## start Dataset entries
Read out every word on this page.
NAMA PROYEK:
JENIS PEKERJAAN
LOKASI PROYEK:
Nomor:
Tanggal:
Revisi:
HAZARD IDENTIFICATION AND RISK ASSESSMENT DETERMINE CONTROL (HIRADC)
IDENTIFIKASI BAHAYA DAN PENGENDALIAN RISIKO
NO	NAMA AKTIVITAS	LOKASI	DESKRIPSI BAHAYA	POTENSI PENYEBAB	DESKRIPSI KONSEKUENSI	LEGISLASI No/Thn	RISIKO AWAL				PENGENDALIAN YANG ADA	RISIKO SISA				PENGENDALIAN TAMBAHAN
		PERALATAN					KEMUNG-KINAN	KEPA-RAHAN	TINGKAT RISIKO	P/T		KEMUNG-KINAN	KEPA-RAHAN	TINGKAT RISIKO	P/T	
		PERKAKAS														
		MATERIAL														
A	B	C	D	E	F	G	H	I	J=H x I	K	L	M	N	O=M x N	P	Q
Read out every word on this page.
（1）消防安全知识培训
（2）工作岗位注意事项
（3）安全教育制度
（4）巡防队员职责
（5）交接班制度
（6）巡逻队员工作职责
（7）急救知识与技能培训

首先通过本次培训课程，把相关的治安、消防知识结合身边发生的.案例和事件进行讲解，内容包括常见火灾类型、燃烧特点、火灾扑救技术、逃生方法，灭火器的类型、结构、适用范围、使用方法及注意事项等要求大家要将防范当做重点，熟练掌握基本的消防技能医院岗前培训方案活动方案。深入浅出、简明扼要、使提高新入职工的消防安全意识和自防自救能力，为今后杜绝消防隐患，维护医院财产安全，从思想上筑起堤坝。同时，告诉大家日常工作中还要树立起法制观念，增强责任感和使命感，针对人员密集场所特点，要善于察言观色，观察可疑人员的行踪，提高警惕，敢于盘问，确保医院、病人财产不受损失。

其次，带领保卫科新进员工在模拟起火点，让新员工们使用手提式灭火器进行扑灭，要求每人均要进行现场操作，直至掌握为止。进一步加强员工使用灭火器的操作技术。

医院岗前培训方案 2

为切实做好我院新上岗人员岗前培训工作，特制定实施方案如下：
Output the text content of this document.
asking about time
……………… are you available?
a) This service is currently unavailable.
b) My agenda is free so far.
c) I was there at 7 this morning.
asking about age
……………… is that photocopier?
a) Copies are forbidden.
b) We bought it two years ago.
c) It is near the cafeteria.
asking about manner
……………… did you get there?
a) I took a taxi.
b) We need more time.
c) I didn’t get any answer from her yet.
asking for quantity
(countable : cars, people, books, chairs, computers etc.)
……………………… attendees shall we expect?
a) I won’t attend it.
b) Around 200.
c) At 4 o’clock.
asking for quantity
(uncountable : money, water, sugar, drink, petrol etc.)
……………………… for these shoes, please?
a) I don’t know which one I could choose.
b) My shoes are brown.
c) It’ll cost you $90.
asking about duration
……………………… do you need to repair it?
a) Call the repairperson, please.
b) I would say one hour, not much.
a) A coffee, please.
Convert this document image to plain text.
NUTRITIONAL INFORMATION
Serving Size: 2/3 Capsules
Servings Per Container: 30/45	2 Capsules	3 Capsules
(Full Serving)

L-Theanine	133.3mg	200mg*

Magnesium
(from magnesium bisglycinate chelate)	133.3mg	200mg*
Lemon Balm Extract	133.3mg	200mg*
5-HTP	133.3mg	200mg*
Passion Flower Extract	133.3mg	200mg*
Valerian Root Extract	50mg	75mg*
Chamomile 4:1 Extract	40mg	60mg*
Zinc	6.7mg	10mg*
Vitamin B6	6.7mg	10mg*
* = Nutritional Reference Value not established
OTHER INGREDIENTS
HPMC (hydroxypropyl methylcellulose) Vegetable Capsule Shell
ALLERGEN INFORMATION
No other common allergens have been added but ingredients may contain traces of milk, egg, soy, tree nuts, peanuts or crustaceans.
## end Dataset entries
Objective
Extract, word for word, each line of the listing above.

Response below
Read out every word on this page.
NAMA PROYEK:
JENIS PEKERJAAN
LOKASI PROYEK:
Nomor:
Tanggal:
Revisi:
HAZARD IDENTIFICATION AND RISK ASSESSMENT DETERMINE CONTROL (HIRADC)
IDENTIFIKASI BAHAYA DAN PENGENDALIAN RISIKO
NO	NAMA AKTIVITAS	LOKASI	DESKRIPSI BAHAYA	POTENSI PENYEBAB	DESKRIPSI KONSEKUENSI	LEGISLASI No/Thn	RISIKO AWAL				PENGENDALIAN YANG ADA	RISIKO SISA				PENGENDALIAN TAMBAHAN
		PERALATAN					KEMUNG-KINAN	KEPA-RAHAN	TINGKAT RISIKO	P/T		KEMUNG-KINAN	KEPA-RAHAN	TINGKAT RISIKO	P/T	
		PERKAKAS														
		MATERIAL														
A	B	C	D	E	F	G	H	I	J=H x I	K	L	M	N	O=M x N	P	Q
Read out every word on this page.
（1）消防安全知识培训
（2）工作岗位注意事项
（3）安全教育制度
（4）巡防队员职责
（5）交接班制度
（6）巡逻队员工作职责
（7）急救知识与技能培训

首先通过本次培训课程，把相关的治安、消防知识结合身边发生的.案例和事件进行讲解，内容包括常见火灾类型、燃烧特点、火灾扑救技术、逃生方法，灭火器的类型、结构、适用范围、使用方法及注意事项等要求大家要将防范当做重点，熟练掌握基本的消防技能医院岗前培训方案活动方案。深入浅出、简明扼要、使提高新入职工的消防安全意识和自防自救能力，为今后杜绝消防隐患，维护医院财产安全，从思想上筑起堤坝。同时，告诉大家日常工作中还要树立起法制观念，增强责任感和使命感，针对人员密集场所特点，要善于察言观色，观察可疑人员的行踪，提高警惕，敢于盘问，确保医院、病人财产不受损失。

其次，带领保卫科新进员工在模拟起火点，让新员工们使用手提式灭火器进行扑灭，要求每人均要进行现场操作，直至掌握为止。进一步加强员工使用灭火器的操作技术。

医院岗前培训方案 2

为切实做好我院新上岗人员岗前培训工作，特制定实施方案如下：
Output the text content of this document.
asking about time
……………… are you available?
a) This service is currently unavailable.
b) My agenda is free so far.
c) I was there at 7 this morning.
asking about age
……………… is that photocopier?
a) Copies are forbidden.
b) We bought it two years ago.
c) It is near the cafeteria.
asking about manner
……………… did you get there?
a) I took a taxi.
b) We need more time.
c) I didn’t get any answer from her yet.
asking for quantity
(countable : cars, people, books, chairs, computers etc.)
……………………… attendees shall we expect?
a) I won’t attend it.
b) Around 200.
c) At 4 o’clock.
asking for quantity
(uncountable : money, water, sugar, drink, petrol etc.)
……………………… for these shoes, please?
a) I don’t know which one I could choose.
b) My shoes are brown.
c) It’ll cost you $90.
asking about duration
……………………… do you need to repair it?
a) Call the repairperson, please.
b) I would say one hour, not much.
a) A coffee, please.
Convert this document image to plain text.
NUTRITIONAL INFORMATION
Serving Size: 2/3 Capsules
Servings Per Container: 30/45	2 Capsules	3 Capsules
(Full Serving)

L-Theanine	133.3mg	200mg*

Magnesium
(from magnesium bisglycinate chelate)	133.3mg	200mg*
Lemon Balm Extract	133.3mg	200mg*
5-HTP	133.3mg	200mg*
Passion Flower Extract	133.3mg	200mg*
Valerian Root Extract	50mg	75mg*
Chamomile 4:1 Extract	40mg	60mg*
Zinc	6.7mg	10mg*
Vitamin B6	6.7mg	10mg*
* = Nutritional Reference Value not established
OTHER INGREDIENTS
HPMC (hydroxypropyl methylcellulose) Vegetable Capsule Shell
ALLERGEN INFORMATION
No other common allergens have been added but ingredients may contain traces of milk, egg, soy, tree nuts, peanuts or crustaceans.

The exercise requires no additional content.